Written exercise:
Restate the entries below verbatim.

Data lines:
--- BEGIN ---
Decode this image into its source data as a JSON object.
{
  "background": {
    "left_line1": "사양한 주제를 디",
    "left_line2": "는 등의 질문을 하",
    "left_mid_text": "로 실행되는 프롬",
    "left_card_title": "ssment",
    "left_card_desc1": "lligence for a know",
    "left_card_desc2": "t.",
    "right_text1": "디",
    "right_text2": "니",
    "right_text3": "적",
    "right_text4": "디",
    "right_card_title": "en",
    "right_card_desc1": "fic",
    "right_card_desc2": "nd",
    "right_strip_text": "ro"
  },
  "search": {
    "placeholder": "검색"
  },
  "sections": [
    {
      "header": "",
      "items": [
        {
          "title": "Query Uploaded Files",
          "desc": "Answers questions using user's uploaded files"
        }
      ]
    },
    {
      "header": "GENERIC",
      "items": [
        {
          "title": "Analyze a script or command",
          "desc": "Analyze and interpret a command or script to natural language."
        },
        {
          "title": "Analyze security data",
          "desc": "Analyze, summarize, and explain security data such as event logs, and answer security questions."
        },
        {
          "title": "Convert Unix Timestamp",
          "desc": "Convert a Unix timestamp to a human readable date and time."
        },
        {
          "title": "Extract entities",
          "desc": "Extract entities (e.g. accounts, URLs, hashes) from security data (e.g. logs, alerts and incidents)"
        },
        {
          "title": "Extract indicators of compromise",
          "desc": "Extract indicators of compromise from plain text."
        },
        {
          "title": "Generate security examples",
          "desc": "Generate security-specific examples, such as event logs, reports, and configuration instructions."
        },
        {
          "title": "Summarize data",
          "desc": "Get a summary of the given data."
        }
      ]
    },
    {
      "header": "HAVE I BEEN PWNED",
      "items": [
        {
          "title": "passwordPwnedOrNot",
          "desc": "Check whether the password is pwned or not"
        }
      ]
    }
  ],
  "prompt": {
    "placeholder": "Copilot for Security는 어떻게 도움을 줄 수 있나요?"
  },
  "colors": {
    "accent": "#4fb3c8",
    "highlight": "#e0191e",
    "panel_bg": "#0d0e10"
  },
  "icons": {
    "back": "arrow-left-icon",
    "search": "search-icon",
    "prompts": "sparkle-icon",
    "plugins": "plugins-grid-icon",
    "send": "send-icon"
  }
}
--- END ---
Solution to this task:
Decode this image into its source data as a JSON object.
{
  "background": {
    "left_line1": "사양한 주제를 디",
    "left_line2": "는 등의 질문을 하",
    "left_mid_text": "로 실행되는 프롬",
    "left_card_title": "ssment",
    "left_card_desc1": "lligence for a know",
    "left_card_desc2": "t.",
    "right_text1": "디",
    "right_text2": "니",
    "right_text3": "적",
    "right_text4": "디",
    "right_card_title": "en",
    "right_card_desc1": "fic",
    "right_card_desc2": "nd",
    "right_strip_text": "ro"
  },
  "search": {
    "placeholder": "검색"
  },
  "sections": [
    {
      "header": "",
      "items": [
        {
          "title": "Query Uploaded Files",
          "desc": "Answers questions using user's uploaded files"
        }
      ]
    },
    {
      "header": "GENERIC",
      "items": [
        {
          "title": "Analyze a script or command",
          "desc": "Analyze and interpret a command or script to natural language."
        },
        {
          "title": "Analyze security data",
          "desc": "Analyze, summarize, and explain security data such as event logs, and answer security questions."
        },
        {
          "title": "Convert Unix Timestamp",
          "desc": "Convert a Unix timestamp to a human readable date and time."
        },
        {
          "title": "Extract entities",
          "desc": "Extract entities (e.g. accounts, URLs, hashes) from security data (e.g. logs, alerts and incidents)"
        },
        {
          "title": "Extract indicators of compromise",
          "desc": "Extract indicators of compromise from plain text."
        },
        {
          "title": "Generate security examples",
          "desc": "Generate security-specific examples, such as event logs, reports, and configuration instructions."
        },
        {
          "title": "Summarize data",
          "desc": "Get a summary of the given data."
        }
      ]
    },
    {
      "header": "HAVE I BEEN PWNED",
      "items": [
        {
          "title": "passwordPwnedOrNot",
          "desc": "Check whether the password is pwned or not"
        }
      ]
    }
  ],
  "prompt": {
    "placeholder": "Copilot for Security는 어떻게 도움을 줄 수 있나요?"
  },
  "colors": {
    "accent": "#4fb3c8",
    "highlight": "#e0191e",
    "panel_bg": "#0d0e10"
  },
  "icons": {
    "back": "arrow-left-icon",
    "search": "search-icon",
    "prompts": "sparkle-icon",
    "plugins": "plugins-grid-icon",
    "send": "send-icon"
  }
}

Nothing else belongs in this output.